== WHAT IS BEING ASKED ==
Scan the listing below. Report each line that includes "text".
[Opening EXTRACTED ENTRIES section]
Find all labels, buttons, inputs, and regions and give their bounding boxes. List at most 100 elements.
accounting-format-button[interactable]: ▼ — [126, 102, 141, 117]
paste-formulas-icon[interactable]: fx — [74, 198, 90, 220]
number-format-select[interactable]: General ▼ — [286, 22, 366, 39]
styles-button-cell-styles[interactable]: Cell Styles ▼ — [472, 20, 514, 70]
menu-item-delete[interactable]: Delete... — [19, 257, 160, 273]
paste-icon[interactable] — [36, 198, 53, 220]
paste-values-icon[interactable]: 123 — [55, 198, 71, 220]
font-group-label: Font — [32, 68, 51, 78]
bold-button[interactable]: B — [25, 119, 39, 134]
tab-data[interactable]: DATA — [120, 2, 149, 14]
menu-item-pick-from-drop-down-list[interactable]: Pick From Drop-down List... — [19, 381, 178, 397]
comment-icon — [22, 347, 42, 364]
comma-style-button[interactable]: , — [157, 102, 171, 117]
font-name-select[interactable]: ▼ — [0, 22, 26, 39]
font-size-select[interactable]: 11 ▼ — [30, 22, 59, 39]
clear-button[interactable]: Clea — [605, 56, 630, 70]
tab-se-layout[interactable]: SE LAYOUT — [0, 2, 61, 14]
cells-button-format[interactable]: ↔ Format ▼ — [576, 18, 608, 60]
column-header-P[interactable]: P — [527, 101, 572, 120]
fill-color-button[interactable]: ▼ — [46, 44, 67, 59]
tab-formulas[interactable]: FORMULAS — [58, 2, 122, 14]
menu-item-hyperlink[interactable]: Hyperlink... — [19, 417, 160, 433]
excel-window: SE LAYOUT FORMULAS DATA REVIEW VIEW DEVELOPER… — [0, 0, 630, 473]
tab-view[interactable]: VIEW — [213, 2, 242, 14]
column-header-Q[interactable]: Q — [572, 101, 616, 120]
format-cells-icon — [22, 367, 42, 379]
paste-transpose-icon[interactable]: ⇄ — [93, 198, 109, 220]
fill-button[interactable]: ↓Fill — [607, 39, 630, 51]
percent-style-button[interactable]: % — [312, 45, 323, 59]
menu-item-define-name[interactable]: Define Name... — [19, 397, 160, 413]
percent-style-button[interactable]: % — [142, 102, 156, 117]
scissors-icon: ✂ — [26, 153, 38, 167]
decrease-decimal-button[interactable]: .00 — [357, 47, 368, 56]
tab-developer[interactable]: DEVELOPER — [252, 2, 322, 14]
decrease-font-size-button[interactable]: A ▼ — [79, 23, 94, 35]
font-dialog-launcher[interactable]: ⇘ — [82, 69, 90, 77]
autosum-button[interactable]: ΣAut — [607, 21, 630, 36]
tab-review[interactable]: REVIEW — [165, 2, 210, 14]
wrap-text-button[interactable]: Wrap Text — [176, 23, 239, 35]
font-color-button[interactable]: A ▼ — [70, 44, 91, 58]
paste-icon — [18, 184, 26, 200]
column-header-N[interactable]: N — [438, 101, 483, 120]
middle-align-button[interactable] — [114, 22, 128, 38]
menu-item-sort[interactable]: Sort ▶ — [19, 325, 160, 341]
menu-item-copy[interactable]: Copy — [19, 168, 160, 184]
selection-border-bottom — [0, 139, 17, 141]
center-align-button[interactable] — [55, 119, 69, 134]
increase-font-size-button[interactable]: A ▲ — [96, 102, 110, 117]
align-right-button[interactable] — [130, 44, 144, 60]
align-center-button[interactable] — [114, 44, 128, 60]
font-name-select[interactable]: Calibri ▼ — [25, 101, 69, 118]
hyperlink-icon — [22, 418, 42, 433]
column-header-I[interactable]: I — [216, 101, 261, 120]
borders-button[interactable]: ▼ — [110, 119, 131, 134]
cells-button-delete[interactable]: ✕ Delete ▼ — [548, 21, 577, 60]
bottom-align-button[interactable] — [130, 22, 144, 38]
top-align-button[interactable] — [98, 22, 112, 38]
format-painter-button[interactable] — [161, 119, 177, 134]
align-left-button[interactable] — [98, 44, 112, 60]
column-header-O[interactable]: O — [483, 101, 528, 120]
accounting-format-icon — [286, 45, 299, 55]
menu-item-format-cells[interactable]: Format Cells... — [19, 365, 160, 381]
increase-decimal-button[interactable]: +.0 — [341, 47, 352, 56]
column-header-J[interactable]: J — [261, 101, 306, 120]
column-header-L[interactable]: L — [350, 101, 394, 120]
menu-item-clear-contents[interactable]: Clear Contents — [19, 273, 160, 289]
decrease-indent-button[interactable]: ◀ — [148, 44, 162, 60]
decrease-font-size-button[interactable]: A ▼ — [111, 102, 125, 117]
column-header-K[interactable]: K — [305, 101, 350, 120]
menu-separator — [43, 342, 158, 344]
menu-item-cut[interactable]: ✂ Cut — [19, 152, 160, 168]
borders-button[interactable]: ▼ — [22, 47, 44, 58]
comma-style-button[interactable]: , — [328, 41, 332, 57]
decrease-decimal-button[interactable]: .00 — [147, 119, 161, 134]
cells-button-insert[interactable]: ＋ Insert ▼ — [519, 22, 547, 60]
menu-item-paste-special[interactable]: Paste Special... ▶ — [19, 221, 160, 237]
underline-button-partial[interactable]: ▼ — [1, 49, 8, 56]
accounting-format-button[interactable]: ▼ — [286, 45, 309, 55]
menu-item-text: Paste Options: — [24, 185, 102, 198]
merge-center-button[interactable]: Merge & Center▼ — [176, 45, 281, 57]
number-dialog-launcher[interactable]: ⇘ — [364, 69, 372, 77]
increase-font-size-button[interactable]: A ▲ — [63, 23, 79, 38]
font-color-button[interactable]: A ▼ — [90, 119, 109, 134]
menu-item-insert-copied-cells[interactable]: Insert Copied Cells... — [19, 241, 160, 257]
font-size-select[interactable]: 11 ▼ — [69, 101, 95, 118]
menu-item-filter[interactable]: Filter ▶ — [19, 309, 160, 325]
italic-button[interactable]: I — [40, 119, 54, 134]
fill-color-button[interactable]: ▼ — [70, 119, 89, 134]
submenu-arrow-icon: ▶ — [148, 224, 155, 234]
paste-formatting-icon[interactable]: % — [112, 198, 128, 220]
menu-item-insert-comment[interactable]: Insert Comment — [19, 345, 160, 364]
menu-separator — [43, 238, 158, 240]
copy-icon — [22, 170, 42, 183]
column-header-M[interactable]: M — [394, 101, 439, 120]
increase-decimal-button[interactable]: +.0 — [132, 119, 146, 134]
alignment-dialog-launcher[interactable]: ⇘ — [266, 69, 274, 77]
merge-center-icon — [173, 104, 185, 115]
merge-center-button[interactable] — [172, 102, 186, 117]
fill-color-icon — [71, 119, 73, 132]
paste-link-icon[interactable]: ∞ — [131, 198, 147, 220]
[Closing EXTRACTED ENTRIES section]
== TASK ANSWER ==
wrap-text-button[interactable]: Wrap Text — [176, 23, 239, 35]
menu-item-text: Paste Options: — [24, 185, 102, 198]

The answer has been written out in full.